§ Set problem
Copy out each line of the material below that holds the string "UTILIZATION".

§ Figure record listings
--- begin ---

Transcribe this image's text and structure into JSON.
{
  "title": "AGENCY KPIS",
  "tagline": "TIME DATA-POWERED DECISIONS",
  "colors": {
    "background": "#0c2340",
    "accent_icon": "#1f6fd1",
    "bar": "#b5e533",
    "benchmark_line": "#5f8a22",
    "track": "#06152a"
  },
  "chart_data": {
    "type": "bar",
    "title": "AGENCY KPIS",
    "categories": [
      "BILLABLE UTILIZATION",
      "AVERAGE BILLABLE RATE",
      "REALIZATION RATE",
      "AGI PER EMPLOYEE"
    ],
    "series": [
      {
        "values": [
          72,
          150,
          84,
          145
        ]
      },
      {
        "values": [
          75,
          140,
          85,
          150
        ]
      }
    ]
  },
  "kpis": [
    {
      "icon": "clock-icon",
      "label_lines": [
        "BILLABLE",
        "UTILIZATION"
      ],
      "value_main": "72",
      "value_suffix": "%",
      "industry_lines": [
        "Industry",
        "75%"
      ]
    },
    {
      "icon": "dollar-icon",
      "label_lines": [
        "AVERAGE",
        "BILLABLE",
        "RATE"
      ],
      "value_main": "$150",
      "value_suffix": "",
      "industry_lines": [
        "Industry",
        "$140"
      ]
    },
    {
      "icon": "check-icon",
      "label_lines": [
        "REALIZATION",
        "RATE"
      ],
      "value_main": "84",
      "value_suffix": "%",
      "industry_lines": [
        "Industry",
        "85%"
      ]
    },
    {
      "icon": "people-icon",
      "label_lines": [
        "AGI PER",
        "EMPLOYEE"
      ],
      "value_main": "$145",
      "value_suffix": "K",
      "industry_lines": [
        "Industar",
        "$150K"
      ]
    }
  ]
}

--- end ---

§ Response to this task
      "BILLABLE UTILIZATION",
        "UTILIZATION"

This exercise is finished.